◆ **TASK STATEMENT**: Copy out each line that mentions the word "cavités".

◆ **PROVIDED ENTRIES**:
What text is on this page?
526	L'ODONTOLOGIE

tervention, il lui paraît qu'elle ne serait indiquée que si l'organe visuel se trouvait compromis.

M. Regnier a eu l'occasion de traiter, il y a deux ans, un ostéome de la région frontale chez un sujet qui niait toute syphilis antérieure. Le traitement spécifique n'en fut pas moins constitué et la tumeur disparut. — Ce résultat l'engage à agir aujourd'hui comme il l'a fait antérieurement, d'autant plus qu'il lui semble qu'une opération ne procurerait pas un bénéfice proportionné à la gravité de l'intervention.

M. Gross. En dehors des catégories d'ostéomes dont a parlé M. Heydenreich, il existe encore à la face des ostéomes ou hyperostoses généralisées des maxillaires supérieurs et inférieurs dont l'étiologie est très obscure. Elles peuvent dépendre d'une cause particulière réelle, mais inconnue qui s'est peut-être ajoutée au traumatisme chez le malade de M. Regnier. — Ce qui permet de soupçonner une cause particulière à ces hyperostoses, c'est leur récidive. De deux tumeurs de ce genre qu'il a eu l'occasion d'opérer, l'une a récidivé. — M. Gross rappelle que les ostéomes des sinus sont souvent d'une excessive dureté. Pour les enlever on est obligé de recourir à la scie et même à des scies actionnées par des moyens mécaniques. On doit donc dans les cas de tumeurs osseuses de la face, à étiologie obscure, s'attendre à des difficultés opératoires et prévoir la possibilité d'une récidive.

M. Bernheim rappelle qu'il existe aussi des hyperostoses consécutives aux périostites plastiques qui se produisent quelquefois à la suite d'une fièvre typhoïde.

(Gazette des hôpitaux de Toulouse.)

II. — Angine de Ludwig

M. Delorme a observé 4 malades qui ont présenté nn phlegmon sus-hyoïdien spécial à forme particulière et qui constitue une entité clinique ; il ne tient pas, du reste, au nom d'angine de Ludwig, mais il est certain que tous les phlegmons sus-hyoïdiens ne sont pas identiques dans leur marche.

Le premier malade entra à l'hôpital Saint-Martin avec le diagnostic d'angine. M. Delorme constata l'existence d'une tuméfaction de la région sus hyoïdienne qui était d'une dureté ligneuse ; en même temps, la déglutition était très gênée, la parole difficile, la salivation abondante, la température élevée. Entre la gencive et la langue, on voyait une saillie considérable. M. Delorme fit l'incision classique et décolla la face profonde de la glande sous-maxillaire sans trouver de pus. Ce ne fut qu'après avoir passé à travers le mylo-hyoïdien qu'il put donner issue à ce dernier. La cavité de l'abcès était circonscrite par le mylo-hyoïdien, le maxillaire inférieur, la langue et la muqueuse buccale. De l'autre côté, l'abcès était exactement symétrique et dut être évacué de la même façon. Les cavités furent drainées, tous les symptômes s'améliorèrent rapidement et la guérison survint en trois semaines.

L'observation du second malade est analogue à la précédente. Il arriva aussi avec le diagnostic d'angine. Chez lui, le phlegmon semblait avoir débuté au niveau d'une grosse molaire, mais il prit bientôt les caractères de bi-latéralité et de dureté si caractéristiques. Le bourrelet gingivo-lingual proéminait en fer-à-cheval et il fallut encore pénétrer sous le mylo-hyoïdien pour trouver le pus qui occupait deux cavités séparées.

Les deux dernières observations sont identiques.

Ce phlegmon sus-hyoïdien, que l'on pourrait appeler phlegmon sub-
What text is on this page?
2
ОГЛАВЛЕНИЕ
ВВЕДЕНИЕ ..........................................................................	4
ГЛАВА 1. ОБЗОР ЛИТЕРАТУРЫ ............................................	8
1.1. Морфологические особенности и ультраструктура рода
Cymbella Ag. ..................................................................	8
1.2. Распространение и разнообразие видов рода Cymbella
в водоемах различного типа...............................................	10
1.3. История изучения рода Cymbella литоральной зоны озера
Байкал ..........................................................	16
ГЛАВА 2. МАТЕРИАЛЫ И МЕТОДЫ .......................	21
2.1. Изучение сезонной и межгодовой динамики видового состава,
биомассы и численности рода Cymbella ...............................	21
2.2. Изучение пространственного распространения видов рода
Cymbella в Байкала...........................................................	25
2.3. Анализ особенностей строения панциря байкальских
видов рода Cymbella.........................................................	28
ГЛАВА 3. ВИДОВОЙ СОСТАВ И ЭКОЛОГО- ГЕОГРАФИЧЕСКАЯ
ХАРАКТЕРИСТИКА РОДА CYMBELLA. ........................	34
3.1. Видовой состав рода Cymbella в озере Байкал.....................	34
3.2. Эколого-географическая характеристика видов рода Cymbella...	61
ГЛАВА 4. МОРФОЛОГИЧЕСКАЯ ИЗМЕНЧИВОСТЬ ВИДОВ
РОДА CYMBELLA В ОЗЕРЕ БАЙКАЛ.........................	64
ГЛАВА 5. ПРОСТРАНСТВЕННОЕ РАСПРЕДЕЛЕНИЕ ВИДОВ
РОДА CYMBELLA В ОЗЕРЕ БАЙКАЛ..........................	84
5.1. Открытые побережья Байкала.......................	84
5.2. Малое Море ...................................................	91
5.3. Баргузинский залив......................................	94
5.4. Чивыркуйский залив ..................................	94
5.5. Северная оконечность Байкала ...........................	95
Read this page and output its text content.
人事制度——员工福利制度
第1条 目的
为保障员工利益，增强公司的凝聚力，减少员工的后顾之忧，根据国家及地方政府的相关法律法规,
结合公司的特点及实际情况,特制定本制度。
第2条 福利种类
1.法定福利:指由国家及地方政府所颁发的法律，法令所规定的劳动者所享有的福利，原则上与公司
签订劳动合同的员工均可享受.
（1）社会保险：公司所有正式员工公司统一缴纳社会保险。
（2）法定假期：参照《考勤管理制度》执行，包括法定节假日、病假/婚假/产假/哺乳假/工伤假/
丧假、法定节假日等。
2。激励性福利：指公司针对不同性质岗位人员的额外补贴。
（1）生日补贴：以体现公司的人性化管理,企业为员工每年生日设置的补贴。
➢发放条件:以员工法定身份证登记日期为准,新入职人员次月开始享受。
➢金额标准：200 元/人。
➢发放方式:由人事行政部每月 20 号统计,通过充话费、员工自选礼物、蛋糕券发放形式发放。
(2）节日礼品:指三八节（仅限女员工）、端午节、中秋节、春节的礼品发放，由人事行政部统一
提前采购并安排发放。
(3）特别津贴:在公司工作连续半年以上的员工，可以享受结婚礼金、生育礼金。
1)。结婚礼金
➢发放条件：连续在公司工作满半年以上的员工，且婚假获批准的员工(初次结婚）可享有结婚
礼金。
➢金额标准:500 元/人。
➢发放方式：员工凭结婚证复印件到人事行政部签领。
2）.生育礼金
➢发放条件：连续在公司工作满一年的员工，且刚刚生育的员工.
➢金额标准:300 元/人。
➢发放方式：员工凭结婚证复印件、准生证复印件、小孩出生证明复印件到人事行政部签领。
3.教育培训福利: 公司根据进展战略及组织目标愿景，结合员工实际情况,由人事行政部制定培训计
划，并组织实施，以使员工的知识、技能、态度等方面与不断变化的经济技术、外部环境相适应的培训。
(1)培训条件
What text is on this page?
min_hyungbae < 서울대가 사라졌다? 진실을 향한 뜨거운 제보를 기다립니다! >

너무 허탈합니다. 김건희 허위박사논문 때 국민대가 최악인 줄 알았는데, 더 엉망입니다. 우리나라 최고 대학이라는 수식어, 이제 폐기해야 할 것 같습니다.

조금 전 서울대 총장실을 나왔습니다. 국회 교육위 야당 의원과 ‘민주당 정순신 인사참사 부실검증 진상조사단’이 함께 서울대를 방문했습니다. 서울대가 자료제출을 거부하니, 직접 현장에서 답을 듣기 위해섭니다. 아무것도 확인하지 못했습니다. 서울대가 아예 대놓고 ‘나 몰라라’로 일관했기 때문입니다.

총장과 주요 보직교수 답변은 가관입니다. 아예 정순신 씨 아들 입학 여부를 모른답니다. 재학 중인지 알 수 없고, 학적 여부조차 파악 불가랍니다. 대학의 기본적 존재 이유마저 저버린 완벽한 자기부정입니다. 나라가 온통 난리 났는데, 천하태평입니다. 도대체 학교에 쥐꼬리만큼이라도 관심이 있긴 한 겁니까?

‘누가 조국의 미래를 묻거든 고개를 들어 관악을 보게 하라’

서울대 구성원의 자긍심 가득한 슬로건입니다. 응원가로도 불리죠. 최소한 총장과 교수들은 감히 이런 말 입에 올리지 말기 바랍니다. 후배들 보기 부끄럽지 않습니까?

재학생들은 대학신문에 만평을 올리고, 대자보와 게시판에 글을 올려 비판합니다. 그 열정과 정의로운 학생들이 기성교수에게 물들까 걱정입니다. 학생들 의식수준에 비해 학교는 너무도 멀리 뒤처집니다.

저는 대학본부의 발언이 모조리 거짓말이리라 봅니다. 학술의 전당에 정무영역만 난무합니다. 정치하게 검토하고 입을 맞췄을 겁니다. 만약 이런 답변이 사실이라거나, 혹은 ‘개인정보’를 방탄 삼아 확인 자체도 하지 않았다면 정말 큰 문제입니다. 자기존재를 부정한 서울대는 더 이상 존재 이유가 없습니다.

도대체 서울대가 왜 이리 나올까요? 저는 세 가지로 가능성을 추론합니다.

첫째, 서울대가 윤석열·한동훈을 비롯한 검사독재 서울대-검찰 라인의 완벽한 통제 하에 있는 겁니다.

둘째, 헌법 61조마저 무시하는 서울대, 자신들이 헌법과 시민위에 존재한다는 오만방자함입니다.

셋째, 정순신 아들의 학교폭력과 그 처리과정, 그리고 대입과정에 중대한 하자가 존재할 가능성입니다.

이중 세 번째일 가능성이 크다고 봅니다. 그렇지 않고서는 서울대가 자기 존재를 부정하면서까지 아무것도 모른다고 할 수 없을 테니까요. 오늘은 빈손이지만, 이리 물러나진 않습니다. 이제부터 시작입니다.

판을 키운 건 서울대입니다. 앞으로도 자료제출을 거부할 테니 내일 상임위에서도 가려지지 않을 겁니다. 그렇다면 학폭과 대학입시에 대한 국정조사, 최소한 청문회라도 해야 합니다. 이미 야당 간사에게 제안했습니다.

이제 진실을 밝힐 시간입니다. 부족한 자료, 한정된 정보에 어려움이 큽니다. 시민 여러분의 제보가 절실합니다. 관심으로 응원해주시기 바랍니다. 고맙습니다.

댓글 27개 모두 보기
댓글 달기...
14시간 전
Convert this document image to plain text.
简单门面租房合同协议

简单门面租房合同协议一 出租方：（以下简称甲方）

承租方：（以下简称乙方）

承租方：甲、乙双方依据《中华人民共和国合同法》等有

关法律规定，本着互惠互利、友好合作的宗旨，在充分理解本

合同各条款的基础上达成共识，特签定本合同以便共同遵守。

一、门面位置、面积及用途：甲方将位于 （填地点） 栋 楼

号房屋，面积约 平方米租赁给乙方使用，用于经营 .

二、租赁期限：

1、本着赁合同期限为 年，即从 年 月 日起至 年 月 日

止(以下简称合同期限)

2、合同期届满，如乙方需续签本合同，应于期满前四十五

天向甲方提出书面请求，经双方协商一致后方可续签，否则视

◆ **WRITTEN ANSWER**:
Le premier malade entra à l'hôpital Saint-Martin avec le diagnostic d'angine. M. Delorme constata l'existence d'une tuméfaction de la région sus hyoïdienne qui était d'une dureté ligneuse ; en même temps, la déglutition était très gênée, la parole difficile, la salivation abondante, la température élevée. Entre la gencive et la langue, on voyait une saillie considérable. M. Delorme fit l'incision classique et décolla la face profonde de la glande sous-maxillaire sans trouver de pus. Ce ne fut qu'après avoir passé à travers le mylo-hyoïdien qu'il put donner issue à ce dernier. La cavité de l'abcès était circonscrite par le mylo-hyoïdien, le maxillaire inférieur, la langue et la muqueuse buccale. De l'autre côté, l'abcès était exactement symétrique et dut être évacué de la même façon. Les cavités furent drainées, tous les symptômes s'améliorèrent rapidement et la guérison survint en trois semaines.
L'observation du second malade est analogue à la précédente. Il arriva aussi avec le diagnostic d'angine. Chez lui, le phlegmon semblait avoir débuté au niveau d'une grosse molaire, mais il prit bientôt les caractères de bi-latéralité et de dureté si caractéristiques. Le bourrelet gingivo-lingual proéminait en fer-à-cheval et il fallut encore pénétrer sous le mylo-hyoïdien pour trouver le pus qui occupait deux cavités séparées.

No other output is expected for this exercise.